**STATED EXERCISE**
Determine how many lines in the data below contain "Selection" and write only that number.

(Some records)
------------------------------------

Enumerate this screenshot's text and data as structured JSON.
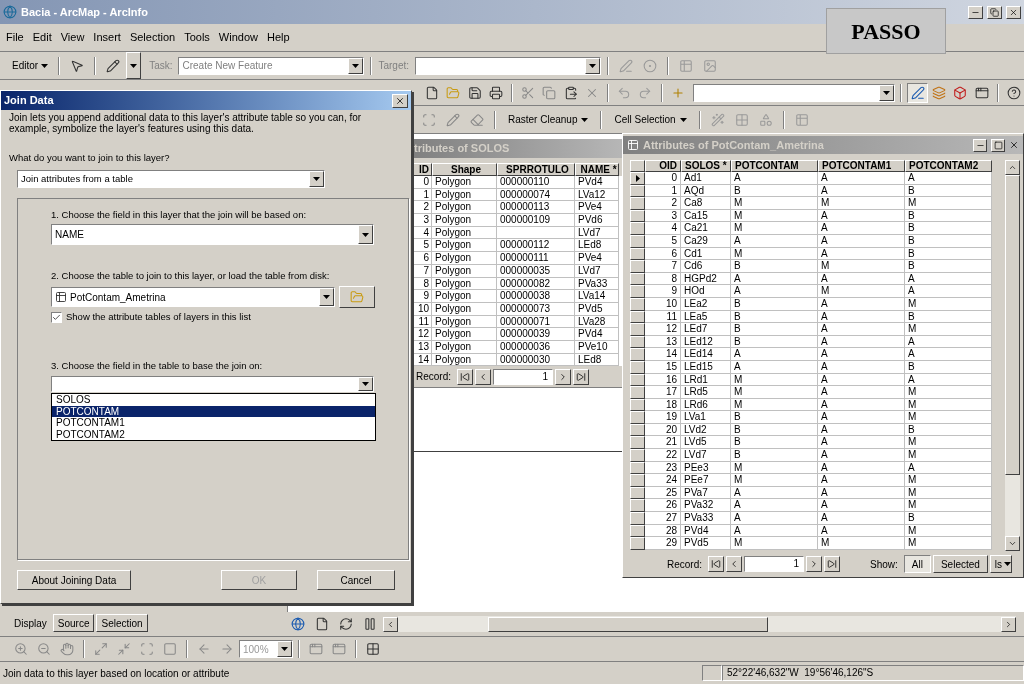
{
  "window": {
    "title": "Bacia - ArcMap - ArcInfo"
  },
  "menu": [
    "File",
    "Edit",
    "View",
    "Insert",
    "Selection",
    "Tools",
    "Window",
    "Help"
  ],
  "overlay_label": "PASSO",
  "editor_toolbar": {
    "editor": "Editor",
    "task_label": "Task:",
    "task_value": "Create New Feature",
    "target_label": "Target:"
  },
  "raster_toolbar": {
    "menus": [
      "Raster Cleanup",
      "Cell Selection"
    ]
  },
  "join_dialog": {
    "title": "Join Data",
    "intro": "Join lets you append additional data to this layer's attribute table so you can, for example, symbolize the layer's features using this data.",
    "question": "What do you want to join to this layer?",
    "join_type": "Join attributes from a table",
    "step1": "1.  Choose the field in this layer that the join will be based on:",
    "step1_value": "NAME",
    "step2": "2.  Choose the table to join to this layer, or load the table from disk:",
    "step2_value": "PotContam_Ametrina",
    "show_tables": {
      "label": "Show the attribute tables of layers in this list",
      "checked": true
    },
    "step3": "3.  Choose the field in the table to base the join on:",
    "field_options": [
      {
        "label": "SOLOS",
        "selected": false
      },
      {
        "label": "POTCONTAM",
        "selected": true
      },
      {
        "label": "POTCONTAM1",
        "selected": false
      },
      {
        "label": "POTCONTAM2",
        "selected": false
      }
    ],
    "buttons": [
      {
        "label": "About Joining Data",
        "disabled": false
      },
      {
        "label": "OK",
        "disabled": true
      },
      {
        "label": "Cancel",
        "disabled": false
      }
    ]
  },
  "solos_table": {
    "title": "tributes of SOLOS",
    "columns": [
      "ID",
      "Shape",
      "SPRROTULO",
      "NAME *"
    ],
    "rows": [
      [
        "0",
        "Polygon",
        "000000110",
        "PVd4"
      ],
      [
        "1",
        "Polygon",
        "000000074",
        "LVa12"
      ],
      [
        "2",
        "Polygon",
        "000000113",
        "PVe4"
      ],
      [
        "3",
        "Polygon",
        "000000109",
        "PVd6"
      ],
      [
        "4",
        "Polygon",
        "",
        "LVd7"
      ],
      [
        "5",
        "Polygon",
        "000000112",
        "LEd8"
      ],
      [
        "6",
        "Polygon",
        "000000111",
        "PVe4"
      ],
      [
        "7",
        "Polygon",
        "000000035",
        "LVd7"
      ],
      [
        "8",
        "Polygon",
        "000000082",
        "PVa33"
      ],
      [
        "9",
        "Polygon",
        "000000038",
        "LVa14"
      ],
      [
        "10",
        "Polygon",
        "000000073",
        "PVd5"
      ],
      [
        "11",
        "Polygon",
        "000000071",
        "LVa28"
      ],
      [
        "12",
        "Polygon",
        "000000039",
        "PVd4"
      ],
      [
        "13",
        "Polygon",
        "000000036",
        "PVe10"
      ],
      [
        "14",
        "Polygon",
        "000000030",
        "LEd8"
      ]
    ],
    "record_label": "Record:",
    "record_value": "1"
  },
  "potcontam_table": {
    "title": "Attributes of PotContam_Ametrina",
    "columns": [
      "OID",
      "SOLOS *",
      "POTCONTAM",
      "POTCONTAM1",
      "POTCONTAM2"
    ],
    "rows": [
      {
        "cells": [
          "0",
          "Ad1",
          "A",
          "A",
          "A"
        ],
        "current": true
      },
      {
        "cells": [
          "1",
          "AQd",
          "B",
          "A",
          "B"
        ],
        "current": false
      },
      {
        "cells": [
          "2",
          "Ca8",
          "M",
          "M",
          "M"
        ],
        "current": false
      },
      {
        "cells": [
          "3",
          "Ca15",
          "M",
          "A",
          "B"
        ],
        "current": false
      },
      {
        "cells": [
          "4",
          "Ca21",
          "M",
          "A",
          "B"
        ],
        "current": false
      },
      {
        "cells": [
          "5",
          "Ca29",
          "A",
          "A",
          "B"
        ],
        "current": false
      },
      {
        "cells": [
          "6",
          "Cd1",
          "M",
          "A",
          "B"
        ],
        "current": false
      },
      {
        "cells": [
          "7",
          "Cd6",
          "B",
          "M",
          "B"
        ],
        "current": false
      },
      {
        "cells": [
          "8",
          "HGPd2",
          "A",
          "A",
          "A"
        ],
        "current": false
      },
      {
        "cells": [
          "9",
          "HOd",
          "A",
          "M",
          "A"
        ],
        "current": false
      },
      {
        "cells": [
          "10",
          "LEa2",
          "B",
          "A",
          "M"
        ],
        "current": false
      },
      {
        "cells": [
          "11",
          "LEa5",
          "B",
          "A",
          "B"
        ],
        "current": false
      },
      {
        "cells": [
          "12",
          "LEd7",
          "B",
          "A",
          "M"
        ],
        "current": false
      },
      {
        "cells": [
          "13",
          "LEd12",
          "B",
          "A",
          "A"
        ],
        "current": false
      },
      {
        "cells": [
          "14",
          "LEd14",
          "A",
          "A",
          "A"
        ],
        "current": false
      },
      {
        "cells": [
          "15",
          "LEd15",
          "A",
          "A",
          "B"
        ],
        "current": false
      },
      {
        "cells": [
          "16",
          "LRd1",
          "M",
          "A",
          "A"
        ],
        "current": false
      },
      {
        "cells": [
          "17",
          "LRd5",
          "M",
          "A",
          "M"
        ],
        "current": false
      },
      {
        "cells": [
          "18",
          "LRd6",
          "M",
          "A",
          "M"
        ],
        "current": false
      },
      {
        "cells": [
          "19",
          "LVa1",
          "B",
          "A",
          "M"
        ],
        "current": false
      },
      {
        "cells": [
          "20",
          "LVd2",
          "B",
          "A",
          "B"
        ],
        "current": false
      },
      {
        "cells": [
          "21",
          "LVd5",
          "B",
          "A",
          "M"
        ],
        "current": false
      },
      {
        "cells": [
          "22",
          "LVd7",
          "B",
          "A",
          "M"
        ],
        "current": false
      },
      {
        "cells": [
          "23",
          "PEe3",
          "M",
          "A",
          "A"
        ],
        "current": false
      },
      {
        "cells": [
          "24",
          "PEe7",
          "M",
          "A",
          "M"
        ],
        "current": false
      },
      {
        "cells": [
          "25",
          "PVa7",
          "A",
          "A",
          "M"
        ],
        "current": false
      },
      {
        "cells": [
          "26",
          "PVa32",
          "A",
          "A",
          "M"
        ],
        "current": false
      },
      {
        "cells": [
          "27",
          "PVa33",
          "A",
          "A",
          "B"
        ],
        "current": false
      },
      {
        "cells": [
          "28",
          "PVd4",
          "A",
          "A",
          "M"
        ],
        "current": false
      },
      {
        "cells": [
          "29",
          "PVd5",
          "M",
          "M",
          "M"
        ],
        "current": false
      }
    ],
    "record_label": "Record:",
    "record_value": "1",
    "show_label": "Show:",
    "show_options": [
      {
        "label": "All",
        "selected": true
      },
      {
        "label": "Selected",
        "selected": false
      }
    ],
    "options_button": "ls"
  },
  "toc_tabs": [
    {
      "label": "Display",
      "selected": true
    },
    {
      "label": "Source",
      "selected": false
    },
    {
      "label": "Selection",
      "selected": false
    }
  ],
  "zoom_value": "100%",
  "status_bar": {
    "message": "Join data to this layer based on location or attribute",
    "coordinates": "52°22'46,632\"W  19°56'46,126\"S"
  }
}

------------------------------------

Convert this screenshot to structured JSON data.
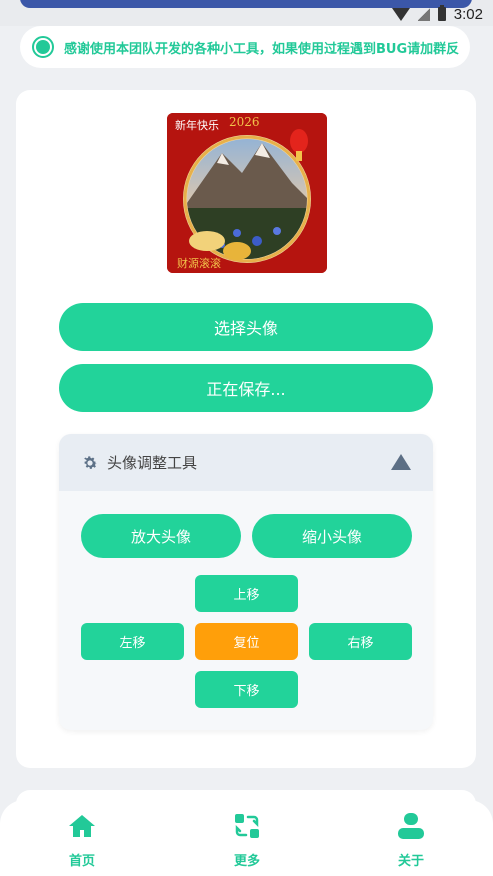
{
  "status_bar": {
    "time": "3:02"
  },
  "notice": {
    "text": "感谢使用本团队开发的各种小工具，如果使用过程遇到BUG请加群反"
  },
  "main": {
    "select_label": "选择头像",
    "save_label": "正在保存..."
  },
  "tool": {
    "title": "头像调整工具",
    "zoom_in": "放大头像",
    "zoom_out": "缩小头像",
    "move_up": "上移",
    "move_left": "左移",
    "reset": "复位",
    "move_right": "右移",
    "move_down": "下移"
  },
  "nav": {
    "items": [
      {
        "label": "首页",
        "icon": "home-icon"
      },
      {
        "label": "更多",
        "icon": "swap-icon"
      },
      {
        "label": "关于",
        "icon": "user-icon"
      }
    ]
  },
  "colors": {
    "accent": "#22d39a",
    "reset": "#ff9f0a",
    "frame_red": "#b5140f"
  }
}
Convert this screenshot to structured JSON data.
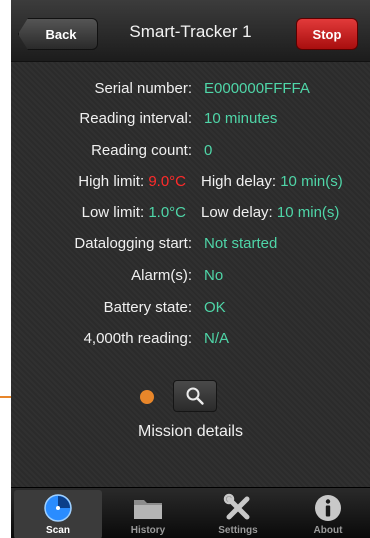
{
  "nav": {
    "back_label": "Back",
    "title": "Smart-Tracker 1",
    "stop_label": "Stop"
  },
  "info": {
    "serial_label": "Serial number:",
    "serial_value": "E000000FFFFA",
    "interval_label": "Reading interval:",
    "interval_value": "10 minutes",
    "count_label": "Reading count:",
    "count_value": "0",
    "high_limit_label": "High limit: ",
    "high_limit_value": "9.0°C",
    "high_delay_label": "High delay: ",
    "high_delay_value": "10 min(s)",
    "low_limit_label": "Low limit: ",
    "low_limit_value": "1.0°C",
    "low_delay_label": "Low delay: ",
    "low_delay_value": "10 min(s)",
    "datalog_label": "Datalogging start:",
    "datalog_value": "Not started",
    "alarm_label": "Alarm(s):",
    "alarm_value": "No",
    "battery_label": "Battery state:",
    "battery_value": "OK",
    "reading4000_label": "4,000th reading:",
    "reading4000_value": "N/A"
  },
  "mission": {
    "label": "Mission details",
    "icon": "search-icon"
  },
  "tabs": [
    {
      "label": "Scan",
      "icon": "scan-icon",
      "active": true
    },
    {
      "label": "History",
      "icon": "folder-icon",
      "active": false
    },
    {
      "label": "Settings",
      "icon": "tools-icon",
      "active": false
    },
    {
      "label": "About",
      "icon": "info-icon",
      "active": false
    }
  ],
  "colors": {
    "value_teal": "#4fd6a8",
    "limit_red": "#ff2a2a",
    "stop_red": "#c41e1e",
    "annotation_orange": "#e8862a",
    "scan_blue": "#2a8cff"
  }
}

------------------------------------

**THE REPLY**
3